* _DATA EXTRACT_:
>>>>>
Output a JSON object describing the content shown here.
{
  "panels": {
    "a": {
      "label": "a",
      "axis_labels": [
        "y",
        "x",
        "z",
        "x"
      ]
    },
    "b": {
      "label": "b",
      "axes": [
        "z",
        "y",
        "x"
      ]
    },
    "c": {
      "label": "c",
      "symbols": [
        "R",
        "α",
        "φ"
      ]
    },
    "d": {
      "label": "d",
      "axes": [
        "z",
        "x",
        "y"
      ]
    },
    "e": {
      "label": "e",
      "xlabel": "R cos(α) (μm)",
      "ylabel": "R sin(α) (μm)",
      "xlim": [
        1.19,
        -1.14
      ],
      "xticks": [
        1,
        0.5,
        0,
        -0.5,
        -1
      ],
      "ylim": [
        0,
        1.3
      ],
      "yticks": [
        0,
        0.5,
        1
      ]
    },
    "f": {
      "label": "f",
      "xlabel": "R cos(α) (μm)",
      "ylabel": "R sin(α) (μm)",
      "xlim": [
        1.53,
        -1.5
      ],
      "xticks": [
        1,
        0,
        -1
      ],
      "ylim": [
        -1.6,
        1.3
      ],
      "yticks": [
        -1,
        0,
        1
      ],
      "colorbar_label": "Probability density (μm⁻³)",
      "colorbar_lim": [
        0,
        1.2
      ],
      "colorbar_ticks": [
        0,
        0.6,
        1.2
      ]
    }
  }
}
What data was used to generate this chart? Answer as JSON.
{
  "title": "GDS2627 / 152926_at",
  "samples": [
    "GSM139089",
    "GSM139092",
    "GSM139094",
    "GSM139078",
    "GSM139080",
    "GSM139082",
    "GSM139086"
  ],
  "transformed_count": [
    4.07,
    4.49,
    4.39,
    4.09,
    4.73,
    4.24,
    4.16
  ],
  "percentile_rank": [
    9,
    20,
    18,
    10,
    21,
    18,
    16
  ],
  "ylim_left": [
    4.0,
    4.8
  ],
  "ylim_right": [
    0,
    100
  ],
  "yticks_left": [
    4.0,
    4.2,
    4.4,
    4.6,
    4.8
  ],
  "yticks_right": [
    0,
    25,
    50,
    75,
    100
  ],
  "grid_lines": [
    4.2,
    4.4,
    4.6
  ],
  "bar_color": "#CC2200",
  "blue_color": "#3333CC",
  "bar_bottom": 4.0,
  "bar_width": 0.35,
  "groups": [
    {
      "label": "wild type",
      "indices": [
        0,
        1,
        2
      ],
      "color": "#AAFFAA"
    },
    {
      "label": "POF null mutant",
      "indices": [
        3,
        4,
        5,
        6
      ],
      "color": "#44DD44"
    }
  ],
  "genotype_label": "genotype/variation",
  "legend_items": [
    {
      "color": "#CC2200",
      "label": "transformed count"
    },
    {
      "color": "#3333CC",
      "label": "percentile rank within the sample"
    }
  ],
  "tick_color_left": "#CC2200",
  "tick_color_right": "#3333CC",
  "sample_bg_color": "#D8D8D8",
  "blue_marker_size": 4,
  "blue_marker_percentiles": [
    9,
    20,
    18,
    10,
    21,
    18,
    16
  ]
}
<<<<<
* _REQUIRED TASK_: Each record above should be output again exactly.

* _RESPONSE FOR THIS EXERCISE_:
Output a JSON object describing the content shown here.
{
  "panels": {
    "a": {
      "label": "a",
      "axis_labels": [
        "y",
        "x",
        "z",
        "x"
      ]
    },
    "b": {
      "label": "b",
      "axes": [
        "z",
        "y",
        "x"
      ]
    },
    "c": {
      "label": "c",
      "symbols": [
        "R",
        "α",
        "φ"
      ]
    },
    "d": {
      "label": "d",
      "axes": [
        "z",
        "x",
        "y"
      ]
    },
    "e": {
      "label": "e",
      "xlabel": "R cos(α) (μm)",
      "ylabel": "R sin(α) (μm)",
      "xlim": [
        1.19,
        -1.14
      ],
      "xticks": [
        1,
        0.5,
        0,
        -0.5,
        -1
      ],
      "ylim": [
        0,
        1.3
      ],
      "yticks": [
        0,
        0.5,
        1
      ]
    },
    "f": {
      "label": "f",
      "xlabel": "R cos(α) (μm)",
      "ylabel": "R sin(α) (μm)",
      "xlim": [
        1.53,
        -1.5
      ],
      "xticks": [
        1,
        0,
        -1
      ],
      "ylim": [
        -1.6,
        1.3
      ],
      "yticks": [
        -1,
        0,
        1
      ],
      "colorbar_label": "Probability density (μm⁻³)",
      "colorbar_lim": [
        0,
        1.2
      ],
      "colorbar_ticks": [
        0,
        0.6,
        1.2
      ]
    }
  }
}
What data was used to generate this chart? Answer as JSON.
{
  "title": "GDS2627 / 152926_at",
  "samples": [
    "GSM139089",
    "GSM139092",
    "GSM139094",
    "GSM139078",
    "GSM139080",
    "GSM139082",
    "GSM139086"
  ],
  "transformed_count": [
    4.07,
    4.49,
    4.39,
    4.09,
    4.73,
    4.24,
    4.16
  ],
  "percentile_rank": [
    9,
    20,
    18,
    10,
    21,
    18,
    16
  ],
  "ylim_left": [
    4.0,
    4.8
  ],
  "ylim_right": [
    0,
    100
  ],
  "yticks_left": [
    4.0,
    4.2,
    4.4,
    4.6,
    4.8
  ],
  "yticks_right": [
    0,
    25,
    50,
    75,
    100
  ],
  "grid_lines": [
    4.2,
    4.4,
    4.6
  ],
  "bar_color": "#CC2200",
  "blue_color": "#3333CC",
  "bar_bottom": 4.0,
  "bar_width": 0.35,
  "groups": [
    {
      "label": "wild type",
      "indices": [
        0,
        1,
        2
      ],
      "color": "#AAFFAA"
    },
    {
      "label": "POF null mutant",
      "indices": [
        3,
        4,
        5,
        6
      ],
      "color": "#44DD44"
    }
  ],
  "genotype_label": "genotype/variation",
  "legend_items": [
    {
      "color": "#CC2200",
      "label": "transformed count"
    },
    {
      "color": "#3333CC",
      "label": "percentile rank within the sample"
    }
  ],
  "tick_color_left": "#CC2200",
  "tick_color_right": "#3333CC",
  "sample_bg_color": "#D8D8D8",
  "blue_marker_size": 4,
  "blue_marker_percentiles": [
    9,
    20,
    18,
    10,
    21,
    18,
    16
  ]
}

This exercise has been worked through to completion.